BRIEF -> Please return, character for character, the records from the line containing "grid-icon — [98, 1153, 142, 1197]" through the line containing "photo-counter: 0 / 10 — [604, 198, 660, 223]", both included.

---------- DATA SUPPLIED ----------

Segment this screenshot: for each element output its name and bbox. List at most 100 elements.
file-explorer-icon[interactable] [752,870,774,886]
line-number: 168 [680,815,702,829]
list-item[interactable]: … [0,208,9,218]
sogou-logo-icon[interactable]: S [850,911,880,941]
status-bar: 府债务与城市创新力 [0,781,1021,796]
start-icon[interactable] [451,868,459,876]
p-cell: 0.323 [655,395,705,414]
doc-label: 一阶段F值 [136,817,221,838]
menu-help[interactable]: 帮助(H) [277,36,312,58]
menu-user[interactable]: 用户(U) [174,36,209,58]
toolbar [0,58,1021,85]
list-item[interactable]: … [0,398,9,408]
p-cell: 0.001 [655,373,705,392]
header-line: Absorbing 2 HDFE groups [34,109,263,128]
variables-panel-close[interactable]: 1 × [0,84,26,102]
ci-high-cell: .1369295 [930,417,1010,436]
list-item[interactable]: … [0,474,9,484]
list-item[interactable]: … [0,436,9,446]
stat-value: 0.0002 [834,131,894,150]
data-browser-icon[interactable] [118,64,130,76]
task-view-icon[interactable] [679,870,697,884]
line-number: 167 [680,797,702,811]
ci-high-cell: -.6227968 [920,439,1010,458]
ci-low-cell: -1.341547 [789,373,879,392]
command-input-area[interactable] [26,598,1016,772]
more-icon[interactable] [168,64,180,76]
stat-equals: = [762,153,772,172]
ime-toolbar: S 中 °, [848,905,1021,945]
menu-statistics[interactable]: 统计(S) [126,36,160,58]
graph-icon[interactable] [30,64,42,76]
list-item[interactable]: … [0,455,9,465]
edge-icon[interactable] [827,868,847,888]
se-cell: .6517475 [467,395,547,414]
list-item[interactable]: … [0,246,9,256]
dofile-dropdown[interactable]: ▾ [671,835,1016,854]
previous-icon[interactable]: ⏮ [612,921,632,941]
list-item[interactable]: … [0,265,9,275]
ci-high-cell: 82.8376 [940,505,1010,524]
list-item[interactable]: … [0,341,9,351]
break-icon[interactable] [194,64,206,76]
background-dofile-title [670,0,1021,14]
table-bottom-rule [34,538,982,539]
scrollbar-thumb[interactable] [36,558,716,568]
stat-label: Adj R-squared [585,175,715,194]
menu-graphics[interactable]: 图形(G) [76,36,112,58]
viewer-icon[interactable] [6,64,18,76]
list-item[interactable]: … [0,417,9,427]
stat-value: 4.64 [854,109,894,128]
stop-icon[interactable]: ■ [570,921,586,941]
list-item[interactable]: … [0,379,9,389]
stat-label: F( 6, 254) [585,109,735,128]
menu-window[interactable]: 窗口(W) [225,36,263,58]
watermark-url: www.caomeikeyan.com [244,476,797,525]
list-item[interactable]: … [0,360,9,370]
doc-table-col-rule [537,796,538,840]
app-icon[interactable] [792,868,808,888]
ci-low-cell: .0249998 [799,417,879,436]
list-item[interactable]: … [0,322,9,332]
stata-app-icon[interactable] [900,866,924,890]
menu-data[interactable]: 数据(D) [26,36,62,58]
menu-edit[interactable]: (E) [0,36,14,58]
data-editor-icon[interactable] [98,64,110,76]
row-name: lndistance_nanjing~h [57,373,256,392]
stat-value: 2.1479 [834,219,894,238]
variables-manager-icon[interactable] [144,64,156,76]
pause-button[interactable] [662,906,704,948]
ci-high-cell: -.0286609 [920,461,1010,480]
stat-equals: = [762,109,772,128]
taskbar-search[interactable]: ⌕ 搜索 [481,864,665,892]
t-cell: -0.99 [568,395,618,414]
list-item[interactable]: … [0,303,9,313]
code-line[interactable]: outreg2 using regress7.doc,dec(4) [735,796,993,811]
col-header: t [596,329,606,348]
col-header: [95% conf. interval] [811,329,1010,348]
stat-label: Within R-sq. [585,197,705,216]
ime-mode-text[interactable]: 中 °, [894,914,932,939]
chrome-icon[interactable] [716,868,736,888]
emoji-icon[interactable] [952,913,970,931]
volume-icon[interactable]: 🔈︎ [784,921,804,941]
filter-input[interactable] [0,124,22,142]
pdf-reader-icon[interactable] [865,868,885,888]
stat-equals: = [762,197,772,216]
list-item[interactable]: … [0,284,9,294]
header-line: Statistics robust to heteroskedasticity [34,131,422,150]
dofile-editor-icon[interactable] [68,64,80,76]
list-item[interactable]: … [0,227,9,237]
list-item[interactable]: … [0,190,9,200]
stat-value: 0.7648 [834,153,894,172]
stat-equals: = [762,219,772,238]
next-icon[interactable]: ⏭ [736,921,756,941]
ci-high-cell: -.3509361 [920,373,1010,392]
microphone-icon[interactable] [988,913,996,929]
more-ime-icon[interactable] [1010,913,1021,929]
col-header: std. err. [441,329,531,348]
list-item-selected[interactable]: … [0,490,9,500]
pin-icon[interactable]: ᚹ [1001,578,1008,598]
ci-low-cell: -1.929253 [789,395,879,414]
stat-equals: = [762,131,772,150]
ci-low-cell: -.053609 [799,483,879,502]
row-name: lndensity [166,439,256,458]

----------
---------- DATA SUPPLIED ----------

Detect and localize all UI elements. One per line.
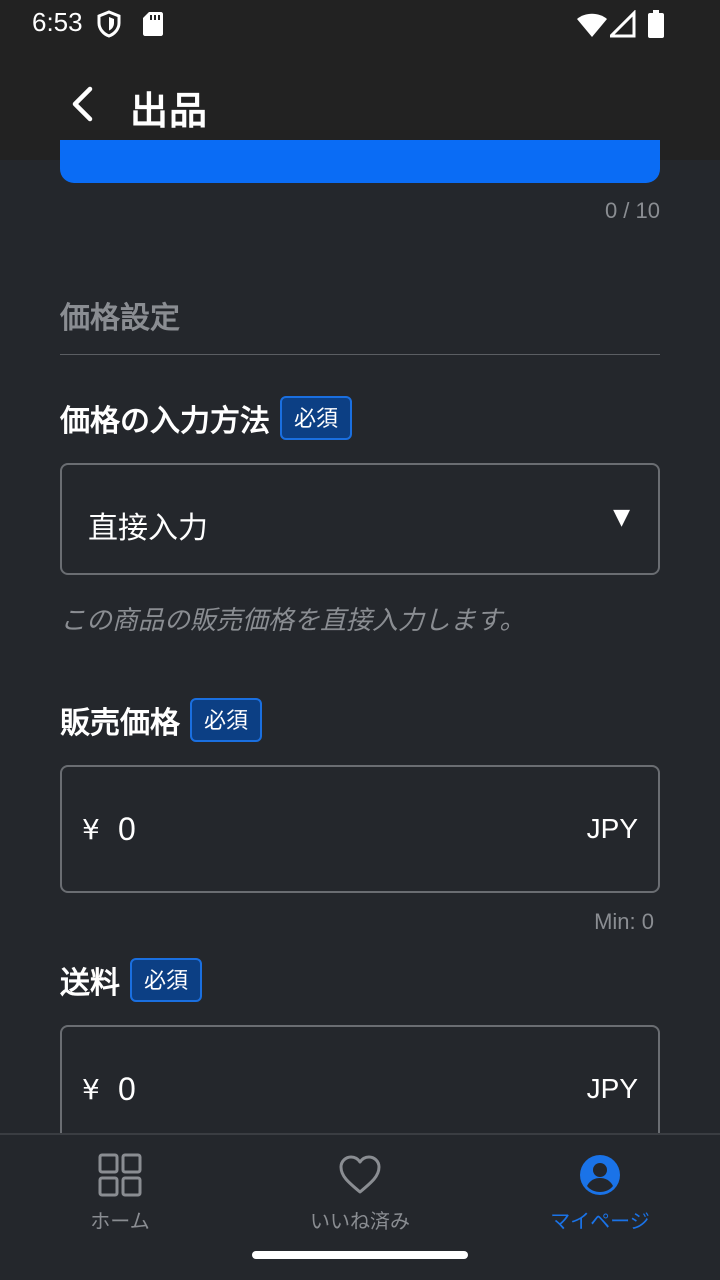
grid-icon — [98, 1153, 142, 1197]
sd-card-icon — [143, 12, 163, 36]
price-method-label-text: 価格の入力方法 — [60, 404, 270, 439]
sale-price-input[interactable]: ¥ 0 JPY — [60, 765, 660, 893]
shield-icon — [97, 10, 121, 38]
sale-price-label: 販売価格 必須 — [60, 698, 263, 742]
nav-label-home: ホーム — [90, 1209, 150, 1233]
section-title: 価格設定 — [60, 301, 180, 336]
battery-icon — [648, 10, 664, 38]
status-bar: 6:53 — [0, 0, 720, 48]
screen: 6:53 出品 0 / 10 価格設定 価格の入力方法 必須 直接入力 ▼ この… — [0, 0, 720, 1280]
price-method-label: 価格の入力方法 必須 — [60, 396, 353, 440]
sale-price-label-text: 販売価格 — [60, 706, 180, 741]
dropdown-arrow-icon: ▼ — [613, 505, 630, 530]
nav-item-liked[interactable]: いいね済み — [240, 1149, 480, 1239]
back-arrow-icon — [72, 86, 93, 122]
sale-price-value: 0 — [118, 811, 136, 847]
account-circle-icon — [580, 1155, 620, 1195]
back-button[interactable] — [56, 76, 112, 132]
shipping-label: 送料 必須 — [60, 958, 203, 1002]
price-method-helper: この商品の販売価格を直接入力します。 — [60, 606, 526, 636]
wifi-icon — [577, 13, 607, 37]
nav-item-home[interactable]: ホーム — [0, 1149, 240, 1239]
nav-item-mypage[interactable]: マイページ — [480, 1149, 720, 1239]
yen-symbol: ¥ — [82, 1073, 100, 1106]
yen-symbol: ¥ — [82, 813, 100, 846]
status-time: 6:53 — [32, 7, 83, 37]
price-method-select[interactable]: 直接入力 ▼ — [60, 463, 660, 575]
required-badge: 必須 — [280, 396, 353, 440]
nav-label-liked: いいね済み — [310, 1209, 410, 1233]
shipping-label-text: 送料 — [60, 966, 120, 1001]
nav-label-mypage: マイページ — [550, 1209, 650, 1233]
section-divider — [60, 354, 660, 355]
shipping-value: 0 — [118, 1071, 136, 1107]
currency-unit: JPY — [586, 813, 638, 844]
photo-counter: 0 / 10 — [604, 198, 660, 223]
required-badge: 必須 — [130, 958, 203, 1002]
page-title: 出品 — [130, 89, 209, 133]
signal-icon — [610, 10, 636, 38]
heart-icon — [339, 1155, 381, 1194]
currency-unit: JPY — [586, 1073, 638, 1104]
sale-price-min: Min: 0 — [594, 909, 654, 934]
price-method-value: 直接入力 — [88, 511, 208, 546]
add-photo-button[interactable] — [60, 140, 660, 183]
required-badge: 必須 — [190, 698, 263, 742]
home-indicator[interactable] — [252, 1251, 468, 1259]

----------

RESPONSE TO THIS EXERCISE ->
grid-icon — [98, 1153, 142, 1197]
sd-card-icon — [143, 12, 163, 36]
price-method-label-text: 価格の入力方法 — [60, 404, 270, 439]
sale-price-input[interactable]: ¥ 0 JPY — [60, 765, 660, 893]
shield-icon — [97, 10, 121, 38]
sale-price-label: 販売価格 必須 — [60, 698, 263, 742]
nav-label-home: ホーム — [90, 1209, 150, 1233]
section-title: 価格設定 — [60, 301, 180, 336]
battery-icon — [648, 10, 664, 38]
status-bar: 6:53 — [0, 0, 720, 48]
screen: 6:53 出品 0 / 10 価格設定 価格の入力方法 必須 直接入力 ▼ この… — [0, 0, 720, 1280]
price-method-label: 価格の入力方法 必須 — [60, 396, 353, 440]
sale-price-label-text: 販売価格 — [60, 706, 180, 741]
dropdown-arrow-icon: ▼ — [613, 505, 630, 530]
nav-item-liked[interactable]: いいね済み — [240, 1149, 480, 1239]
back-arrow-icon — [72, 86, 93, 122]
sale-price-value: 0 — [118, 811, 136, 847]
account-circle-icon — [580, 1155, 620, 1195]
back-button[interactable] — [56, 76, 112, 132]
shipping-label: 送料 必須 — [60, 958, 203, 1002]
price-method-helper: この商品の販売価格を直接入力します。 — [60, 606, 526, 636]
wifi-icon — [577, 13, 607, 37]
nav-item-home[interactable]: ホーム — [0, 1149, 240, 1239]
nav-item-mypage[interactable]: マイページ — [480, 1149, 720, 1239]
yen-symbol: ¥ — [82, 1073, 100, 1106]
yen-symbol: ¥ — [82, 813, 100, 846]
status-time: 6:53 — [32, 7, 83, 37]
price-method-select[interactable]: 直接入力 ▼ — [60, 463, 660, 575]
required-badge: 必須 — [280, 396, 353, 440]
nav-label-liked: いいね済み — [310, 1209, 410, 1233]
shipping-label-text: 送料 — [60, 966, 120, 1001]
nav-label-mypage: マイページ — [550, 1209, 650, 1233]
section-divider — [60, 354, 660, 355]
shipping-value: 0 — [118, 1071, 136, 1107]
currency-unit: JPY — [586, 813, 638, 844]
photo-counter: 0 / 10 — [604, 198, 660, 223]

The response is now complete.